Write out all lines holding the word "tidak".

* START *

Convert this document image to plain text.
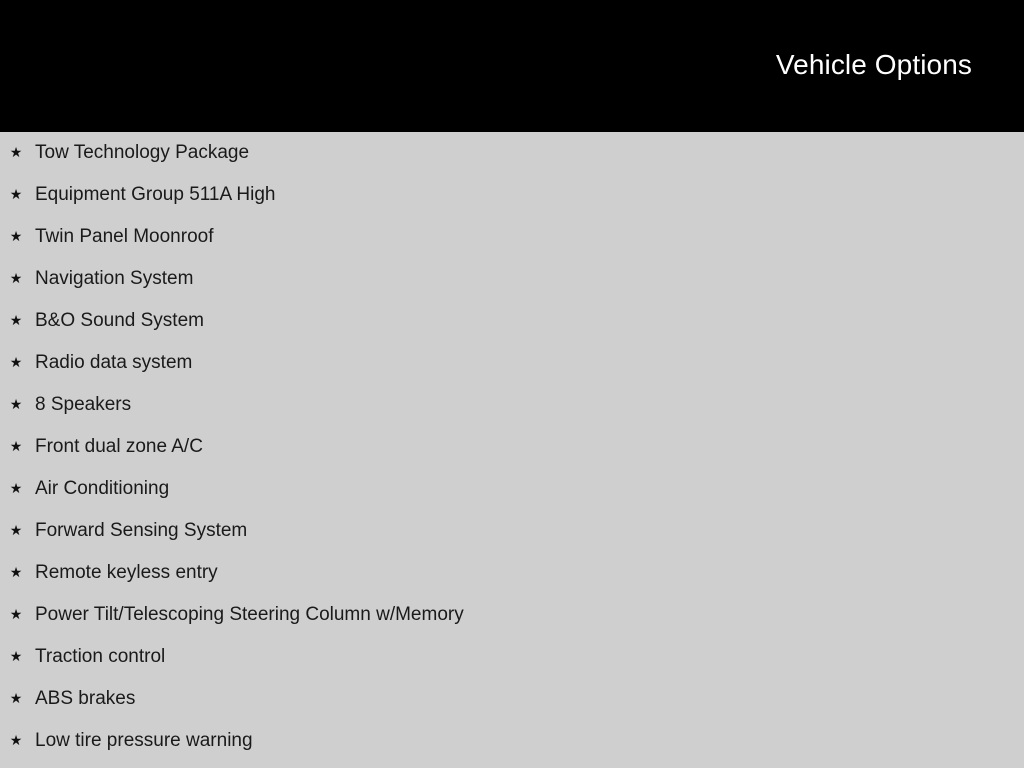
Vehicle Options
★ Tow Technology Package
★ Equipment Group 511A High
★ Twin Panel Moonroof
★ Navigation System
★ B&O Sound System
★ Radio data system
★ 8 Speakers
★ Front dual zone A/C
★ Air Conditioning
★ Forward Sensing System
★ Remote keyless entry
★ Power Tilt/Telescoping Steering Column w/Memory
★ Traction control
★ ABS brakes
★ Low tire pressure warning
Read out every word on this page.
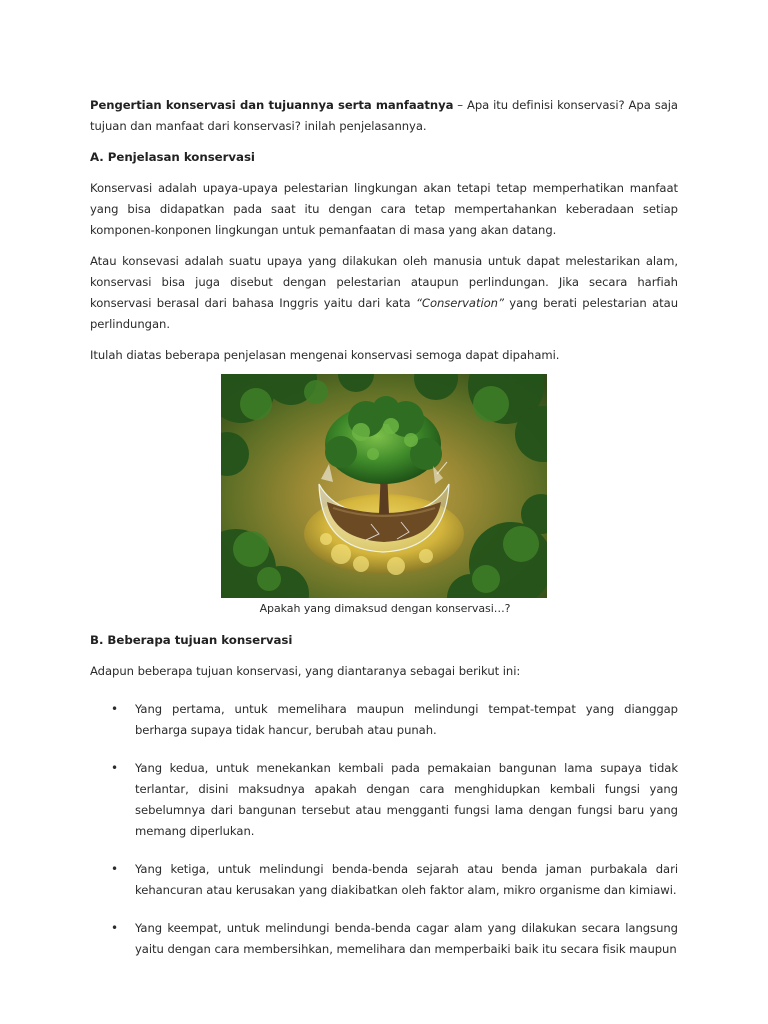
Pengertian konservasi dan tujuannya serta manfaatnya – Apa itu definisi konservasi? Apa saja tujuan dan manfaat dari konservasi? inilah penjelasannya.

A. Penjelasan konservasi

Konservasi adalah upaya-upaya pelestarian lingkungan akan tetapi tetap memperhatikan manfaat yang bisa didapatkan pada saat itu dengan cara tetap mempertahankan keberadaan setiap komponen-konponen lingkungan untuk pemanfaatan di masa yang akan datang.

Atau konsevasi adalah suatu upaya yang dilakukan oleh manusia untuk dapat melestarikan alam, konservasi bisa juga disebut dengan pelestarian ataupun perlindungan. Jika secara harfiah konservasi berasal dari bahasa Inggris yaitu dari kata “Conservation” yang berati pelestarian atau perlindungan.

Itulah diatas beberapa penjelasan mengenai konservasi semoga dapat dipahami.

Apakah yang dimaksud dengan konservasi…?
B. Beberapa tujuan konservasi

Adapun beberapa tujuan konservasi, yang diantaranya sebagai berikut ini:

• Yang pertama, untuk memelihara maupun melindungi tempat-tempat yang dianggap berharga supaya tidak hancur, berubah atau punah.
• Yang kedua, untuk menekankan kembali pada pemakaian bangunan lama supaya tidak terlantar, disini maksudnya apakah dengan cara menghidupkan kembali fungsi yang sebelumnya dari bangunan tersebut atau mengganti fungsi lama dengan fungsi baru yang memang diperlukan.
• Yang ketiga, untuk melindungi benda-benda sejarah atau benda jaman purbakala dari kehancuran atau kerusakan yang diakibatkan oleh faktor alam, mikro organisme dan kimiawi.
• Yang keempat, untuk melindungi benda-benda cagar alam yang dilakukan secara langsung yaitu dengan cara membersihkan, memelihara dan memperbaiki baik itu secara fisik maupun
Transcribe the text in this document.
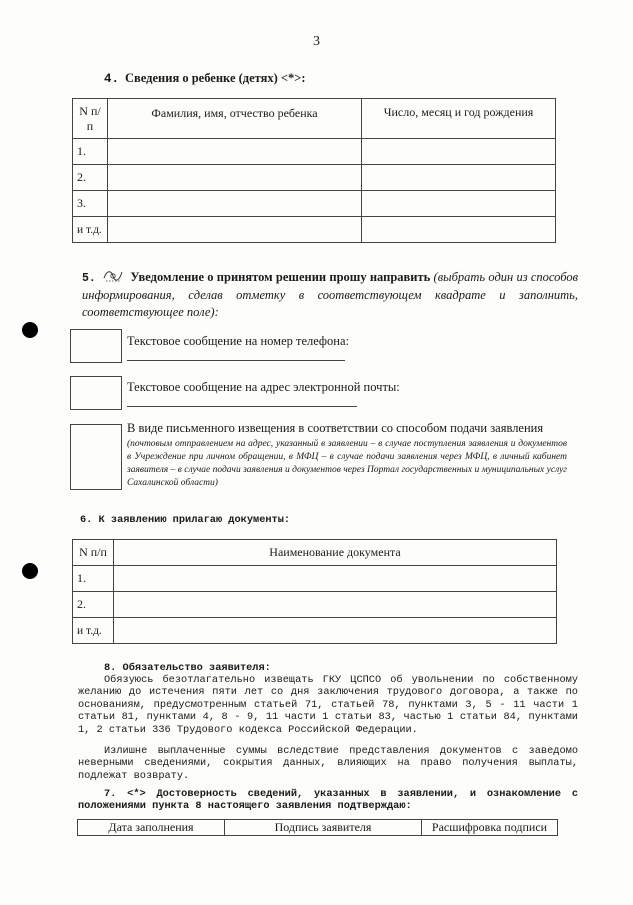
3
4. Сведения о ребенке (детях) <*>:
N п/п	Фамилия, имя, отчество ребенка	Число, месяц и год рождения
1.		
2.		
3.		
и т.д.		
5.	Уведомление о принятом решении прошу направить (выбрать один из способов информирования, сделав отметку в соответствующем квадрате и заполнить, соответствующее поле):
Текстовое сообщение на номер телефона:
Текстовое сообщение на адрес электронной почты:
В виде письменного извещения в соответствии со способом подачи заявления
(почтовым отправлением на адрес, указанный в заявлении – в случае поступления заявления и документов в Учреждение при личном обращении, в МФЦ – в случае подачи заявления через МФЦ, в личный кабинет заявителя – в случае подачи заявления и документов через Портал государственных и муниципальных услуг Сахалинской области)
6. К заявлению прилагаю документы:
N п/п	Наименование документа
1.	
2.	
и т.д.	
8. Обязательство заявителя:
Обязуюсь безотлагательно извещать ГКУ ЦСПСО об увольнении по собственному желанию до истечения пяти лет со дня заключения трудового договора, а также по основаниям, предусмотренным статьей 71, статьей 78, пунктами 3, 5 - 11 части 1 статьи 81, пунктами 4, 8 - 9, 11 части 1 статьи 83, частью 1 статьи 84, пунктами 1, 2 статьи 336 Трудового кодекса Российской Федерации.
Излишне выплаченные суммы вследствие представления документов с заведомо неверными сведениями, сокрытия данных, влияющих на право получения выплаты, подлежат возврату.
7. <*> Достоверность сведений, указанных в заявлении, и ознакомление с положениями пункта 8 настоящего заявления подтверждаю:
Дата заполнения	Подпись заявителя	Расшифровка подписи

* END *

## Worked answer
• Yang pertama, untuk memelihara maupun melindungi tempat-tempat yang dianggap berharga supaya tidak hancur, berubah atau punah.
• Yang kedua, untuk menekankan kembali pada pemakaian bangunan lama supaya tidak terlantar, disini maksudnya apakah dengan cara menghidupkan kembali fungsi yang sebelumnya dari bangunan tersebut atau mengganti fungsi lama dengan fungsi baru yang memang diperlukan.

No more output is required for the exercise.